Give the entries again, word for word.

== DATA SHOWN

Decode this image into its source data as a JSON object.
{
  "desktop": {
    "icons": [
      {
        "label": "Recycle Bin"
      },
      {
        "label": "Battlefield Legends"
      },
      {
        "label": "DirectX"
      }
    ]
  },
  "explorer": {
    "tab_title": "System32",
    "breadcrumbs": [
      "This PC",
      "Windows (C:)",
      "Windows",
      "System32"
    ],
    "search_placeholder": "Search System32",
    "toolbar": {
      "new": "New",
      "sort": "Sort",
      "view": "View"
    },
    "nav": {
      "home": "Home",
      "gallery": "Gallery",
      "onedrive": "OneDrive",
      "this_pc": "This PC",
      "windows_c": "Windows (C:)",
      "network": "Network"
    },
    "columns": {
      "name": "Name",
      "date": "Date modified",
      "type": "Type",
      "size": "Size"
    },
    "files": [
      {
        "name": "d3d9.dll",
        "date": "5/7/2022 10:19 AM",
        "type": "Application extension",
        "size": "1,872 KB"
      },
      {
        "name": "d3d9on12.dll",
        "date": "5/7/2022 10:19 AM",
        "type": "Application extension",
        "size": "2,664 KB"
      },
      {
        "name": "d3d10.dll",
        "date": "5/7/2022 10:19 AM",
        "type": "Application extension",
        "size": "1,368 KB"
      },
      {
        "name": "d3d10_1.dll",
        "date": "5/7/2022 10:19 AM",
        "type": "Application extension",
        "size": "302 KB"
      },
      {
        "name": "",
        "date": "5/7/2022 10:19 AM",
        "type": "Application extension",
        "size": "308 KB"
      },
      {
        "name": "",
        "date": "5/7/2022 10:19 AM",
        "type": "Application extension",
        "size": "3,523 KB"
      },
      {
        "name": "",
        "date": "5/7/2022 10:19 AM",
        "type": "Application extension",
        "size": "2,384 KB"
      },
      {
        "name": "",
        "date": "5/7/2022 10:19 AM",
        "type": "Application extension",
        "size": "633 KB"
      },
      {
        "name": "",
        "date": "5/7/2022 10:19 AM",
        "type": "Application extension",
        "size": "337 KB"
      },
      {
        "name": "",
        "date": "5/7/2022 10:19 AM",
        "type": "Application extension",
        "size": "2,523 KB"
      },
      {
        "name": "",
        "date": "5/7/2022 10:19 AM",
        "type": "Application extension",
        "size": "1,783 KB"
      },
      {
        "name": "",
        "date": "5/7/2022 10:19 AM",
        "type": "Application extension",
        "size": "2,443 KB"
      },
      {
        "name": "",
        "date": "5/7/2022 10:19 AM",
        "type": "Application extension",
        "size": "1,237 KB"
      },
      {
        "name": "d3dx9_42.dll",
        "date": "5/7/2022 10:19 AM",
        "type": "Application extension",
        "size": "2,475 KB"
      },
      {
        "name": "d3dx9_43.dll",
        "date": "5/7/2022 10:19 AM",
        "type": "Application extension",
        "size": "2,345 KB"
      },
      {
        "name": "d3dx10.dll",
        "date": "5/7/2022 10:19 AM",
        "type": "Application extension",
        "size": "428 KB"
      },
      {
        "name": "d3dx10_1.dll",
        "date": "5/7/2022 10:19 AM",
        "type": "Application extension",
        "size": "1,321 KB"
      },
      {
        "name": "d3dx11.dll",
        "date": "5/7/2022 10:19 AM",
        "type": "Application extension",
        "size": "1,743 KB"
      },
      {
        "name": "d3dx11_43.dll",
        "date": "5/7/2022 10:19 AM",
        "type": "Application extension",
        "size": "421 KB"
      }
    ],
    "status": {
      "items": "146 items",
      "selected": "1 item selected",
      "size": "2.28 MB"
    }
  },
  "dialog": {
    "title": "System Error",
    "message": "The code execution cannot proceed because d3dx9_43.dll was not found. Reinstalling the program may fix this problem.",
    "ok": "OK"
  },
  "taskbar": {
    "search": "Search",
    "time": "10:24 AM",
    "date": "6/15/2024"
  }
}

====

> [SOLUTION TO THIS TASK]:
Decode this image into its source data as a JSON object.
{
  "desktop": {
    "icons": [
      {
        "label": "Recycle Bin"
      },
      {
        "label": "Battlefield Legends"
      },
      {
        "label": "DirectX"
      }
    ]
  },
  "explorer": {
    "tab_title": "System32",
    "breadcrumbs": [
      "This PC",
      "Windows (C:)",
      "Windows",
      "System32"
    ],
    "search_placeholder": "Search System32",
    "toolbar": {
      "new": "New",
      "sort": "Sort",
      "view": "View"
    },
    "nav": {
      "home": "Home",
      "gallery": "Gallery",
      "onedrive": "OneDrive",
      "this_pc": "This PC",
      "windows_c": "Windows (C:)",
      "network": "Network"
    },
    "columns": {
      "name": "Name",
      "date": "Date modified",
      "type": "Type",
      "size": "Size"
    },
    "files": [
      {
        "name": "d3d9.dll",
        "date": "5/7/2022 10:19 AM",
        "type": "Application extension",
        "size": "1,872 KB"
      },
      {
        "name": "d3d9on12.dll",
        "date": "5/7/2022 10:19 AM",
        "type": "Application extension",
        "size": "2,664 KB"
      },
      {
        "name": "d3d10.dll",
        "date": "5/7/2022 10:19 AM",
        "type": "Application extension",
        "size": "1,368 KB"
      },
      {
        "name": "d3d10_1.dll",
        "date": "5/7/2022 10:19 AM",
        "type": "Application extension",
        "size": "302 KB"
      },
      {
        "name": "",
        "date": "5/7/2022 10:19 AM",
        "type": "Application extension",
        "size": "308 KB"
      },
      {
        "name": "",
        "date": "5/7/2022 10:19 AM",
        "type": "Application extension",
        "size": "3,523 KB"
      },
      {
        "name": "",
        "date": "5/7/2022 10:19 AM",
        "type": "Application extension",
        "size": "2,384 KB"
      },
      {
        "name": "",
        "date": "5/7/2022 10:19 AM",
        "type": "Application extension",
        "size": "633 KB"
      },
      {
        "name": "",
        "date": "5/7/2022 10:19 AM",
        "type": "Application extension",
        "size": "337 KB"
      },
      {
        "name": "",
        "date": "5/7/2022 10:19 AM",
        "type": "Application extension",
        "size": "2,523 KB"
      },
      {
        "name": "",
        "date": "5/7/2022 10:19 AM",
        "type": "Application extension",
        "size": "1,783 KB"
      },
      {
        "name": "",
        "date": "5/7/2022 10:19 AM",
        "type": "Application extension",
        "size": "2,443 KB"
      },
      {
        "name": "",
        "date": "5/7/2022 10:19 AM",
        "type": "Application extension",
        "size": "1,237 KB"
      },
      {
        "name": "d3dx9_42.dll",
        "date": "5/7/2022 10:19 AM",
        "type": "Application extension",
        "size": "2,475 KB"
      },
      {
        "name": "d3dx9_43.dll",
        "date": "5/7/2022 10:19 AM",
        "type": "Application extension",
        "size": "2,345 KB"
      },
      {
        "name": "d3dx10.dll",
        "date": "5/7/2022 10:19 AM",
        "type": "Application extension",
        "size": "428 KB"
      },
      {
        "name": "d3dx10_1.dll",
        "date": "5/7/2022 10:19 AM",
        "type": "Application extension",
        "size": "1,321 KB"
      },
      {
        "name": "d3dx11.dll",
        "date": "5/7/2022 10:19 AM",
        "type": "Application extension",
        "size": "1,743 KB"
      },
      {
        "name": "d3dx11_43.dll",
        "date": "5/7/2022 10:19 AM",
        "type": "Application extension",
        "size": "421 KB"
      }
    ],
    "status": {
      "items": "146 items",
      "selected": "1 item selected",
      "size": "2.28 MB"
    }
  },
  "dialog": {
    "title": "System Error",
    "message": "The code execution cannot proceed because d3dx9_43.dll was not found. Reinstalling the program may fix this problem.",
    "ok": "OK"
  },
  "taskbar": {
    "search": "Search",
    "time": "10:24 AM",
    "date": "6/15/2024"
  }
}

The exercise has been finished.